OBJECTIVE
Leave the pictures out and print every record below exactly as it stands.

DATASET RECORDS
============================================================

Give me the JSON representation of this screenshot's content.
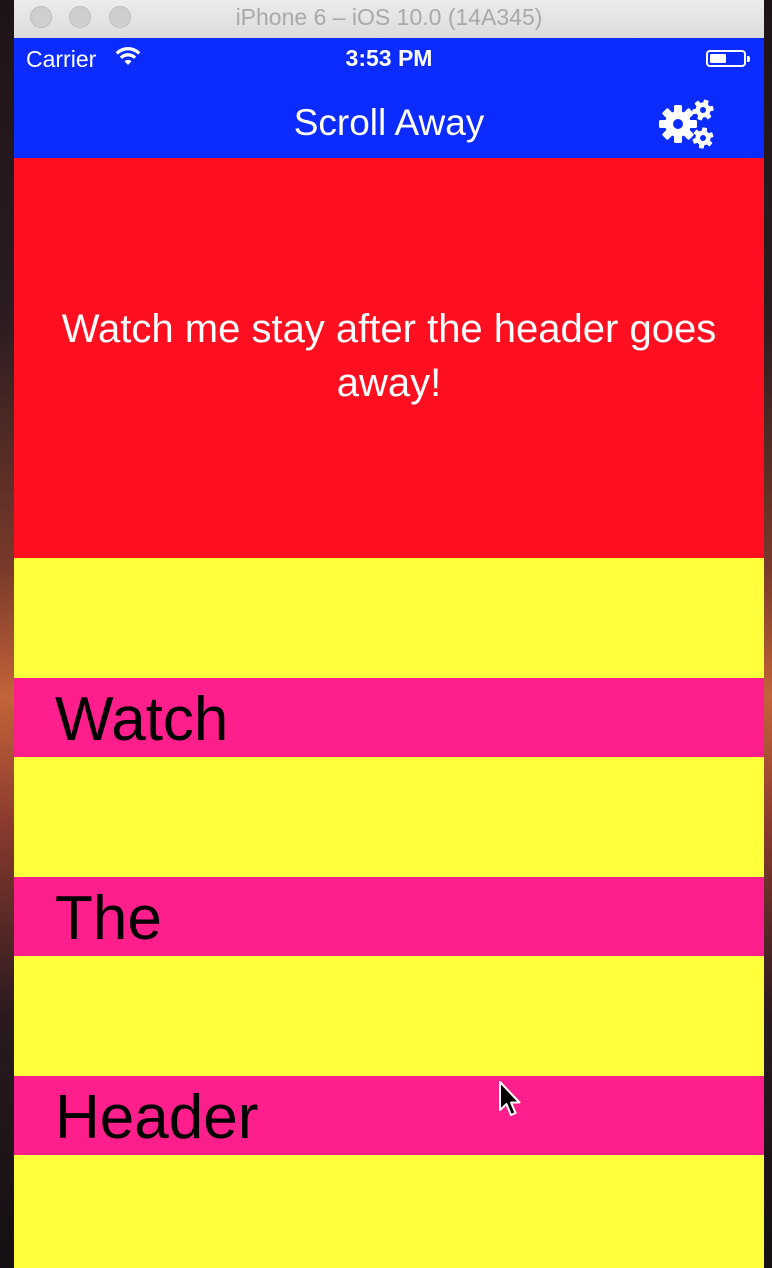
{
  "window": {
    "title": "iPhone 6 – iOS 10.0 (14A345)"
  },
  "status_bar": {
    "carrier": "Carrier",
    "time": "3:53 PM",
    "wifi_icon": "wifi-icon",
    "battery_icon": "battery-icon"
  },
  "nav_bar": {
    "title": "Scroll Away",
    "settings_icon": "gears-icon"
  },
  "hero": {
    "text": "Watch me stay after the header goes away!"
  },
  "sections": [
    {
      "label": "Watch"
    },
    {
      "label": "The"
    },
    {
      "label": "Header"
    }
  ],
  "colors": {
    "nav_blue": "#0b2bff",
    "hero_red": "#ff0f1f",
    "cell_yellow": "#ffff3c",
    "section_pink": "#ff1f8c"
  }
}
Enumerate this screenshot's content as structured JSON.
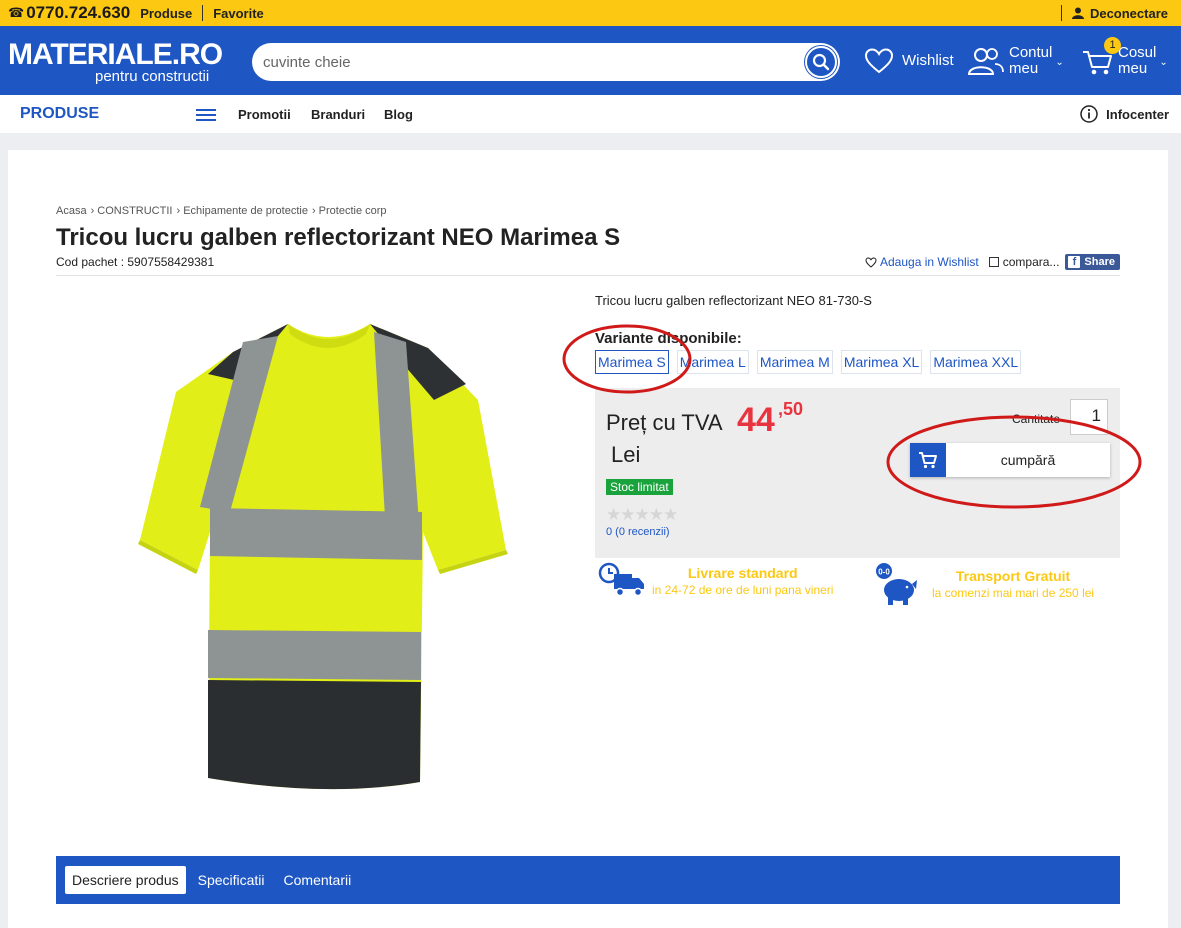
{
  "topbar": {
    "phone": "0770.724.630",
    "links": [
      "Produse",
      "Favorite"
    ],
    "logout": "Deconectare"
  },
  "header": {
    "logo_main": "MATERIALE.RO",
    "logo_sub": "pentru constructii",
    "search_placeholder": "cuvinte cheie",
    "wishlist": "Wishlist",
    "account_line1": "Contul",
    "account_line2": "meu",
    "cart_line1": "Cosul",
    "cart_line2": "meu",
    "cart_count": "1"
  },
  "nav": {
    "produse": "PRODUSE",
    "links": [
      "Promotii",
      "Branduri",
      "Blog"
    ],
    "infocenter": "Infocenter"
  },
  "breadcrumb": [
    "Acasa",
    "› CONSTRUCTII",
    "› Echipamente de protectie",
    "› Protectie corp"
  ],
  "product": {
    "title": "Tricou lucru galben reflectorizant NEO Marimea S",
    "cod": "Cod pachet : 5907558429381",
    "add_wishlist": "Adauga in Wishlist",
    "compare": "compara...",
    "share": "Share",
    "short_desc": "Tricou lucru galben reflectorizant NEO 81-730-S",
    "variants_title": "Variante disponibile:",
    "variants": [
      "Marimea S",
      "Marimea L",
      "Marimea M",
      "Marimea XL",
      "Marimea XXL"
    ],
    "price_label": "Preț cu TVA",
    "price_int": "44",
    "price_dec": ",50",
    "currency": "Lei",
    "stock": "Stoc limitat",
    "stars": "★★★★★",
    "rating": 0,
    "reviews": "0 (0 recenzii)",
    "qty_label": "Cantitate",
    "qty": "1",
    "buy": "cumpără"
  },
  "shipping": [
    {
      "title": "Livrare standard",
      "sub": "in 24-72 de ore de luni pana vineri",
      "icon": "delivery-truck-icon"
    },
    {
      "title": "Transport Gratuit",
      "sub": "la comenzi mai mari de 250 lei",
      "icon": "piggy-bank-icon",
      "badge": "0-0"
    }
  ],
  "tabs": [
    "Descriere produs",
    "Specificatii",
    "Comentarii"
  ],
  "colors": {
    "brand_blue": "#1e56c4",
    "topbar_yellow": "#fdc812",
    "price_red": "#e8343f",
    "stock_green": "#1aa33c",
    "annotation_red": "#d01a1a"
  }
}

============================================================

TASK OUTPUT
Give me the JSON representation of this screenshot's content.
{
  "window": {
    "title": "iPhone 6 – iOS 10.0 (14A345)"
  },
  "status_bar": {
    "carrier": "Carrier",
    "time": "3:53 PM",
    "wifi_icon": "wifi-icon",
    "battery_icon": "battery-icon"
  },
  "nav_bar": {
    "title": "Scroll Away",
    "settings_icon": "gears-icon"
  },
  "hero": {
    "text": "Watch me stay after the header goes away!"
  },
  "sections": [
    {
      "label": "Watch"
    },
    {
      "label": "The"
    },
    {
      "label": "Header"
    }
  ],
  "colors": {
    "nav_blue": "#0b2bff",
    "hero_red": "#ff0f1f",
    "cell_yellow": "#ffff3c",
    "section_pink": "#ff1f8c"
  }
}
Enumerate this screenshot's content as structured JSON.
{
  "topbar": {
    "phone": "0770.724.630",
    "links": [
      "Produse",
      "Favorite"
    ],
    "logout": "Deconectare"
  },
  "header": {
    "logo_main": "MATERIALE.RO",
    "logo_sub": "pentru constructii",
    "search_placeholder": "cuvinte cheie",
    "wishlist": "Wishlist",
    "account_line1": "Contul",
    "account_line2": "meu",
    "cart_line1": "Cosul",
    "cart_line2": "meu",
    "cart_count": "1"
  },
  "nav": {
    "produse": "PRODUSE",
    "links": [
      "Promotii",
      "Branduri",
      "Blog"
    ],
    "infocenter": "Infocenter"
  },
  "breadcrumb": [
    "Acasa",
    "› CONSTRUCTII",
    "› Echipamente de protectie",
    "› Protectie corp"
  ],
  "product": {
    "title": "Tricou lucru galben reflectorizant NEO Marimea S",
    "cod": "Cod pachet : 5907558429381",
    "add_wishlist": "Adauga in Wishlist",
    "compare": "compara...",
    "share": "Share",
    "short_desc": "Tricou lucru galben reflectorizant NEO 81-730-S",
    "variants_title": "Variante disponibile:",
    "variants": [
      "Marimea S",
      "Marimea L",
      "Marimea M",
      "Marimea XL",
      "Marimea XXL"
    ],
    "price_label": "Preț cu TVA",
    "price_int": "44",
    "price_dec": ",50",
    "currency": "Lei",
    "stock": "Stoc limitat",
    "stars": "★★★★★",
    "rating": 0,
    "reviews": "0 (0 recenzii)",
    "qty_label": "Cantitate",
    "qty": "1",
    "buy": "cumpără"
  },
  "shipping": [
    {
      "title": "Livrare standard",
      "sub": "in 24-72 de ore de luni pana vineri",
      "icon": "delivery-truck-icon"
    },
    {
      "title": "Transport Gratuit",
      "sub": "la comenzi mai mari de 250 lei",
      "icon": "piggy-bank-icon",
      "badge": "0-0"
    }
  ],
  "tabs": [
    "Descriere produs",
    "Specificatii",
    "Comentarii"
  ],
  "colors": {
    "brand_blue": "#1e56c4",
    "topbar_yellow": "#fdc812",
    "price_red": "#e8343f",
    "stock_green": "#1aa33c",
    "annotation_red": "#d01a1a"
  }
}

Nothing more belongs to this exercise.